-- Written task --
Render each of the rows below as an item in a numbered list, omitting any blank lines.

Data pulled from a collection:
------------------------------------------------------------------------
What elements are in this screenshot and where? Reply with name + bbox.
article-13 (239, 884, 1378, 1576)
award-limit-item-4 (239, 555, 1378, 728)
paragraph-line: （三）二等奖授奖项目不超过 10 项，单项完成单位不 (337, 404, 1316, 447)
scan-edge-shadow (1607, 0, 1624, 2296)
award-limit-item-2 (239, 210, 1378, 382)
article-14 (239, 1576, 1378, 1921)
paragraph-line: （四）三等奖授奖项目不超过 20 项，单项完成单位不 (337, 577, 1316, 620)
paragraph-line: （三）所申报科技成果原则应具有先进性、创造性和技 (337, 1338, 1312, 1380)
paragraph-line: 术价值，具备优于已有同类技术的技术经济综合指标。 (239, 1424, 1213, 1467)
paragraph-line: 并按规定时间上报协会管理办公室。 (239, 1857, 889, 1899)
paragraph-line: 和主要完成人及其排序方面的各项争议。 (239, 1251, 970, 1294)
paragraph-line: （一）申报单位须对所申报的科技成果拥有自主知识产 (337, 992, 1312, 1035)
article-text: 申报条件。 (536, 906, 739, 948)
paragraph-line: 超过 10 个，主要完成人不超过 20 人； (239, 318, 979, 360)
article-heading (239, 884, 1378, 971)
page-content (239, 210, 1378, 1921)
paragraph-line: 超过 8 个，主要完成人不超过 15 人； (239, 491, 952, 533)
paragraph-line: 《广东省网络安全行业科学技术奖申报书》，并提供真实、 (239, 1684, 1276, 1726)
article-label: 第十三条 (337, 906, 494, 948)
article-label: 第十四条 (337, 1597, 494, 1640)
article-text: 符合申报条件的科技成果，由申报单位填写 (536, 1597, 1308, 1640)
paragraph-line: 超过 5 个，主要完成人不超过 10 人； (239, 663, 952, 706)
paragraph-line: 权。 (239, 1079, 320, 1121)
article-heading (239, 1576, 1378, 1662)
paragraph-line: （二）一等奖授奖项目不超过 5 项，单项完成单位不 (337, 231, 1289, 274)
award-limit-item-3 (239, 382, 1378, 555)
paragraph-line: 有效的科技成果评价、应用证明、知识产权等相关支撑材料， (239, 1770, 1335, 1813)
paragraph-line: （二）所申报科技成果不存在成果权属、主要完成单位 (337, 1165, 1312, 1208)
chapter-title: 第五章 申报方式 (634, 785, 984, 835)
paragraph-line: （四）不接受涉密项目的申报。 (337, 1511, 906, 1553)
------------------------------------------------------------------------
-- Finished task --
1. What elements are in this screenshot and where? Reply with name + bbox.
2. article-13 (239, 884, 1378, 1576)
3. award-limit-item-4 (239, 555, 1378, 728)
4. paragraph-line: （三）二等奖授奖项目不超过 10 项，单项完成单位不 (337, 404, 1316, 447)
5. scan-edge-shadow (1607, 0, 1624, 2296)
6. award-limit-item-2 (239, 210, 1378, 382)
7. article-14 (239, 1576, 1378, 1921)
8. paragraph-line: （四）三等奖授奖项目不超过 20 项，单项完成单位不 (337, 577, 1316, 620)
9. paragraph-line: （三）所申报科技成果原则应具有先进性、创造性和技 (337, 1338, 1312, 1380)
10. paragraph-line: 术价值，具备优于已有同类技术的技术经济综合指标。 (239, 1424, 1213, 1467)
11. paragraph-line: 并按规定时间上报协会管理办公室。 (239, 1857, 889, 1899)
12. paragraph-line: 和主要完成人及其排序方面的各项争议。 (239, 1251, 970, 1294)
13. paragraph-line: （一）申报单位须对所申报的科技成果拥有自主知识产 (337, 992, 1312, 1035)
14. article-text: 申报条件。 (536, 906, 739, 948)
15. paragraph-line: 超过 10 个，主要完成人不超过 20 人； (239, 318, 979, 360)
16. article-heading (239, 884, 1378, 971)
17. page-content (239, 210, 1378, 1921)
18. paragraph-line: 超过 8 个，主要完成人不超过 15 人； (239, 491, 952, 533)
19. paragraph-line: 《广东省网络安全行业科学技术奖申报书》，并提供真实、 (239, 1684, 1276, 1726)
20. article-label: 第十三条 (337, 906, 494, 948)
21. article-label: 第十四条 (337, 1597, 494, 1640)
22. article-text: 符合申报条件的科技成果，由申报单位填写 (536, 1597, 1308, 1640)
23. paragraph-line: 超过 5 个，主要完成人不超过 10 人； (239, 663, 952, 706)
24. paragraph-line: 权。 (239, 1079, 320, 1121)
25. article-heading (239, 1576, 1378, 1662)
26. paragraph-line: （二）一等奖授奖项目不超过 5 项，单项完成单位不 (337, 231, 1289, 274)
27. award-limit-item-3 (239, 382, 1378, 555)
28. paragraph-line: 有效的科技成果评价、应用证明、知识产权等相关支撑材料， (239, 1770, 1335, 1813)
29. paragraph-line: （二）所申报科技成果不存在成果权属、主要完成单位 (337, 1165, 1312, 1208)
30. chapter-title: 第五章 申报方式 (634, 785, 984, 835)
31. paragraph-line: （四）不接受涉密项目的申报。 (337, 1511, 906, 1553)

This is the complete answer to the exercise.